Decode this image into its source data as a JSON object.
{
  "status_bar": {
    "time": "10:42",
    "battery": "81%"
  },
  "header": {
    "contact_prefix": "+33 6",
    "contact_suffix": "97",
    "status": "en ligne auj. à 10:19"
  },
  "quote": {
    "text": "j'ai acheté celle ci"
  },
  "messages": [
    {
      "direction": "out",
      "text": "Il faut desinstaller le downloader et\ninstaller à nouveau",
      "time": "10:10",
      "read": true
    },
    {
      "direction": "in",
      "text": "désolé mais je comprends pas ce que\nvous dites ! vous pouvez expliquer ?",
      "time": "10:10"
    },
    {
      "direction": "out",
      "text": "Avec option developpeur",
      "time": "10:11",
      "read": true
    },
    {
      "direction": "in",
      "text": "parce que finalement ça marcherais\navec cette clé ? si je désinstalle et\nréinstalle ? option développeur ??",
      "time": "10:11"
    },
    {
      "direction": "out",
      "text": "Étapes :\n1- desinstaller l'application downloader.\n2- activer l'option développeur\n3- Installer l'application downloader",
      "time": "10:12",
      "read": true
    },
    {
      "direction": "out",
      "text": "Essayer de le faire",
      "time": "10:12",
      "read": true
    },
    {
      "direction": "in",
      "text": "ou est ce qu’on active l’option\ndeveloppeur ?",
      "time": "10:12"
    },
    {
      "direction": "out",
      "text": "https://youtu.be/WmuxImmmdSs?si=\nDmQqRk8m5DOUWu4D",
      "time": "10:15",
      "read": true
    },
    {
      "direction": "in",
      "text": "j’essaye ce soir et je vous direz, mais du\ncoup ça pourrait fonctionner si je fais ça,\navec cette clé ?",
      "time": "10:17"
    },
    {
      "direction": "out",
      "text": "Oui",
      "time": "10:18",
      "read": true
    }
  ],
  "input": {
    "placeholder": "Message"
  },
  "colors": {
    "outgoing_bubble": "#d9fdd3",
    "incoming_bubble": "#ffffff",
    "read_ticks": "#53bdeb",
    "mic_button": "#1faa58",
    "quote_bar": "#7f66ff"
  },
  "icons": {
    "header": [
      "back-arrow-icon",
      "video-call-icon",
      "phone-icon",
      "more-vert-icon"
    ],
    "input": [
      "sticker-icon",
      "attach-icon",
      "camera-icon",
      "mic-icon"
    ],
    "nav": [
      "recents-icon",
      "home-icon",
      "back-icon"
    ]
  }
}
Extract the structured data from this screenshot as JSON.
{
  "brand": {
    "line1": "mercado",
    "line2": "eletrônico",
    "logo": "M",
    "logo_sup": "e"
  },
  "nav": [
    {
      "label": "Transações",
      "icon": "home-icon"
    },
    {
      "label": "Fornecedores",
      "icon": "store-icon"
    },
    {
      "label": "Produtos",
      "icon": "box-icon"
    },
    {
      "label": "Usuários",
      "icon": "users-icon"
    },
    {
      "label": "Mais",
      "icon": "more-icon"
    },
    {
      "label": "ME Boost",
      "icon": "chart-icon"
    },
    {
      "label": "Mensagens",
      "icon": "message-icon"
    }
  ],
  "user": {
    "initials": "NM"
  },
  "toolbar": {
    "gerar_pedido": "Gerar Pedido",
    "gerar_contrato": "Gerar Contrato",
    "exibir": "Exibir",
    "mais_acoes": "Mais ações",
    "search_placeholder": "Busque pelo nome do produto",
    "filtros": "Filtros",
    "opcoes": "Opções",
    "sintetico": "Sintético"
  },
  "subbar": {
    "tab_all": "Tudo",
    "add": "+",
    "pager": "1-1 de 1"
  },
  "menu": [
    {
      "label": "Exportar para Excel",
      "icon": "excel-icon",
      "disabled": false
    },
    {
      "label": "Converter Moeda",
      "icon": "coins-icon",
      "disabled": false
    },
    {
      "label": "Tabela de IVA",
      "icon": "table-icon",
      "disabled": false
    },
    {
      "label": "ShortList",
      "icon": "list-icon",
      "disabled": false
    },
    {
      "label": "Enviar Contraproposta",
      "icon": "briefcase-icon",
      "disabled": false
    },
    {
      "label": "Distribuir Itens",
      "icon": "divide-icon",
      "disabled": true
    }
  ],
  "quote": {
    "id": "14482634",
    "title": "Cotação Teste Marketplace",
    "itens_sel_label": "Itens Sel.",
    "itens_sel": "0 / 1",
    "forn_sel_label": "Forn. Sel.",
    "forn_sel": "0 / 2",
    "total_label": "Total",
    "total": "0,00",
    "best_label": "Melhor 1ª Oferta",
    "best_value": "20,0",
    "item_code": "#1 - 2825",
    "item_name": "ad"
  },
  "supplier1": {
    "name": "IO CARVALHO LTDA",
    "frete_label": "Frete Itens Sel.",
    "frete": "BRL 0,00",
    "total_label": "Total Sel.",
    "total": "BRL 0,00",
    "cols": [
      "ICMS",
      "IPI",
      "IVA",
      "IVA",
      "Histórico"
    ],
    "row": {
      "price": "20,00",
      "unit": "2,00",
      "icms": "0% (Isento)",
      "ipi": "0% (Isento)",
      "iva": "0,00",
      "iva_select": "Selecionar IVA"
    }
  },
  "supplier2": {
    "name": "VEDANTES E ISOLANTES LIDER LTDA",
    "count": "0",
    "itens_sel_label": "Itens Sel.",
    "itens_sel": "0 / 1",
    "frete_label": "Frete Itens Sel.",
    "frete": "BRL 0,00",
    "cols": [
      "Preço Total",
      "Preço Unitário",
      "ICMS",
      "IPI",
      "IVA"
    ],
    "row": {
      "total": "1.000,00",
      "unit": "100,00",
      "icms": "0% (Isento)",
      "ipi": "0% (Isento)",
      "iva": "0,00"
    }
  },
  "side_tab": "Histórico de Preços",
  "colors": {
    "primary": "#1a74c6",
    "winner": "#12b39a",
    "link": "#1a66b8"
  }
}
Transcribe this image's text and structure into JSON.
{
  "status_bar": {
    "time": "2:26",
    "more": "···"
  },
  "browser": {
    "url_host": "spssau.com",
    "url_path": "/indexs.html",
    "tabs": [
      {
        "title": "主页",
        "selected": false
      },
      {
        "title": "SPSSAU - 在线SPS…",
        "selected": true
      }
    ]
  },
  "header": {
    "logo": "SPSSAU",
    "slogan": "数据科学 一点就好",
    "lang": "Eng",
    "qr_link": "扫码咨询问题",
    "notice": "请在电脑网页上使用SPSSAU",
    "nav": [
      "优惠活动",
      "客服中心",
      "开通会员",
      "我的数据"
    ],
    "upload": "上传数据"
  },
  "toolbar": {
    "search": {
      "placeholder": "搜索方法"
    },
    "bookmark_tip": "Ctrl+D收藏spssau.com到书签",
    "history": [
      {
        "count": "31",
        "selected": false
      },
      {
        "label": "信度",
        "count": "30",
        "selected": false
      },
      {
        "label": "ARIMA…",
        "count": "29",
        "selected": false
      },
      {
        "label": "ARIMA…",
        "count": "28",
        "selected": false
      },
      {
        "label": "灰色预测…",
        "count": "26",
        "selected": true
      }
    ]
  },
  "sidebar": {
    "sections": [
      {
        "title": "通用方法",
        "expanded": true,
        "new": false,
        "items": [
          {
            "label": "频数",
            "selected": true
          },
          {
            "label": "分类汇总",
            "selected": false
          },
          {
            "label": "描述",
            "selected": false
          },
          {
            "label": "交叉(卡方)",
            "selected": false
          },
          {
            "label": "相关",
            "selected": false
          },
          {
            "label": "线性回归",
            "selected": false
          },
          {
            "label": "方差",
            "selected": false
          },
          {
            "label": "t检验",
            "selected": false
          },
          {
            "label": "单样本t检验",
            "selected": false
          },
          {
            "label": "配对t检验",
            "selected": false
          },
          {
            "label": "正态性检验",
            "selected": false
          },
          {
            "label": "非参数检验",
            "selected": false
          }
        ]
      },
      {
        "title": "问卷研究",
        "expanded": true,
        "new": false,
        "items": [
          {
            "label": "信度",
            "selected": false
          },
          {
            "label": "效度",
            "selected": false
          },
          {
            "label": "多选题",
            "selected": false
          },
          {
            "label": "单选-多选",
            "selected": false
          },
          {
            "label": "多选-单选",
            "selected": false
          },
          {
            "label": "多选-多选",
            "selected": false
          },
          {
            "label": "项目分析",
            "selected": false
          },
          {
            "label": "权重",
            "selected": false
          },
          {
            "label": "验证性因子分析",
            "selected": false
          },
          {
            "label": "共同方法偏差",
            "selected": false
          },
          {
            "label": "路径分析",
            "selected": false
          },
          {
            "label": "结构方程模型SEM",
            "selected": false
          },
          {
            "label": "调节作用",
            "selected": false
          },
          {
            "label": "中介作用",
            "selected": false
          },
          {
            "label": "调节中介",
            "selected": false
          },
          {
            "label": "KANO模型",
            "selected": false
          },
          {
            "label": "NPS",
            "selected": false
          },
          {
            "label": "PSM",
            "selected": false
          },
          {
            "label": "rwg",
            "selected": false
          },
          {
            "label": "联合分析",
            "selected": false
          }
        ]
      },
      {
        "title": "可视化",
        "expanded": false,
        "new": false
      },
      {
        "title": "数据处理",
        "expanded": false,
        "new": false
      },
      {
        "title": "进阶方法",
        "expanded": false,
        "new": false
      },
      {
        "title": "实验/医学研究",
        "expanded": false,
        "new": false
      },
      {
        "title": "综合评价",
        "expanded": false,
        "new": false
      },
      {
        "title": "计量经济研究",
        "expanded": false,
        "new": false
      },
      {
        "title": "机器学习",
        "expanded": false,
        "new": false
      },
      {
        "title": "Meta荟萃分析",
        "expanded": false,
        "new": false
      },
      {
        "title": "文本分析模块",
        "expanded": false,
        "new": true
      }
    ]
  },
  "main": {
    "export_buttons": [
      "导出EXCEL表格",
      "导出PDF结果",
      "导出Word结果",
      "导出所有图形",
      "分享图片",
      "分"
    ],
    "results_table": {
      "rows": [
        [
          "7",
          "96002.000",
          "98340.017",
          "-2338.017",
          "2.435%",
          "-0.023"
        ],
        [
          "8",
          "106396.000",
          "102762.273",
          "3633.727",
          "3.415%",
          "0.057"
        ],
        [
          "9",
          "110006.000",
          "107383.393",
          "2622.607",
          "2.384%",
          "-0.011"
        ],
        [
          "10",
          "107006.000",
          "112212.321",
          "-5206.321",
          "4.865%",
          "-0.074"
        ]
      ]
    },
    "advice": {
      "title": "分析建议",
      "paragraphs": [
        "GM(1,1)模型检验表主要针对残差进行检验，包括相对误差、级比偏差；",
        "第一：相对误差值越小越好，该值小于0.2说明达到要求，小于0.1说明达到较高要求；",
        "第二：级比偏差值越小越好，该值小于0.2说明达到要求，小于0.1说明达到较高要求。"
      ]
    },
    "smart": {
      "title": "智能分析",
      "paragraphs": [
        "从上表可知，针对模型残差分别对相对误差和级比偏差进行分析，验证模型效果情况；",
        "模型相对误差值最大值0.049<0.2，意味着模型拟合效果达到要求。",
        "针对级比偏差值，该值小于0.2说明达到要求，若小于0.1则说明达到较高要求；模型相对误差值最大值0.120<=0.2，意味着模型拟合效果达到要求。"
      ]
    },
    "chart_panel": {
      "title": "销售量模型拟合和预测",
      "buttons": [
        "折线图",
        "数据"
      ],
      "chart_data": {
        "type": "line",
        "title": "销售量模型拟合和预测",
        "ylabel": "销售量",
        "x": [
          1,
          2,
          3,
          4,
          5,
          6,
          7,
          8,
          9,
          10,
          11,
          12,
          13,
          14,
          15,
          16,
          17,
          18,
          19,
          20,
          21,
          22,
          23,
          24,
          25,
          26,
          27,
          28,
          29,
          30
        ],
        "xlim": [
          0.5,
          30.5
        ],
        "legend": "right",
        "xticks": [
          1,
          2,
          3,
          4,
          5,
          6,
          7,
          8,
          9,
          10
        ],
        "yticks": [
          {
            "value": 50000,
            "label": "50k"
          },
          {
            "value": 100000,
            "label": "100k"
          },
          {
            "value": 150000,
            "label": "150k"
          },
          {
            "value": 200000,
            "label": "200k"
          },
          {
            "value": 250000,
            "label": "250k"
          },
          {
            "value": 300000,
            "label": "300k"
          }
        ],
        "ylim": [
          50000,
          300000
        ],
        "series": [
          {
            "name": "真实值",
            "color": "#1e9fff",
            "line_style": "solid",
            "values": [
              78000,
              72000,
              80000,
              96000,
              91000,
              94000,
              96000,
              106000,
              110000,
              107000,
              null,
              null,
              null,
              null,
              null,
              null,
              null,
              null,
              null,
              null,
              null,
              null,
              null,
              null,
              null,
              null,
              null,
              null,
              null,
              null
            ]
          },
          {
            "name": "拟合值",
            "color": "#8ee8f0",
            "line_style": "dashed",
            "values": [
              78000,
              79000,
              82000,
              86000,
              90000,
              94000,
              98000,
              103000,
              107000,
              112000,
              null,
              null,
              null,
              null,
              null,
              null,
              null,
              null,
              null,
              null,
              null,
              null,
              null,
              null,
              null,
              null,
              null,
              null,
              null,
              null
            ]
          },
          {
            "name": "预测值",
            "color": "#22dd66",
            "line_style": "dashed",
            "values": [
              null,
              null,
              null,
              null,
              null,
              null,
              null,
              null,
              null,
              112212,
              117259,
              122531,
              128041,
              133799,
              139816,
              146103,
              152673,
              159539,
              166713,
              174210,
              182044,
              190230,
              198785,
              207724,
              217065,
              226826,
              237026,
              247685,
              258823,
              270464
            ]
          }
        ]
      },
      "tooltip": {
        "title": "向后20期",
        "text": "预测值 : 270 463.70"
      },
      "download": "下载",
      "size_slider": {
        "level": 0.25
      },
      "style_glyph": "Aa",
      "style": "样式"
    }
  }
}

++++++++++

**Directions for this task:** Find every line in the entries that includes the word "销售量模型拟合和预测", then state how many there are and nothing else.

**In response:** 2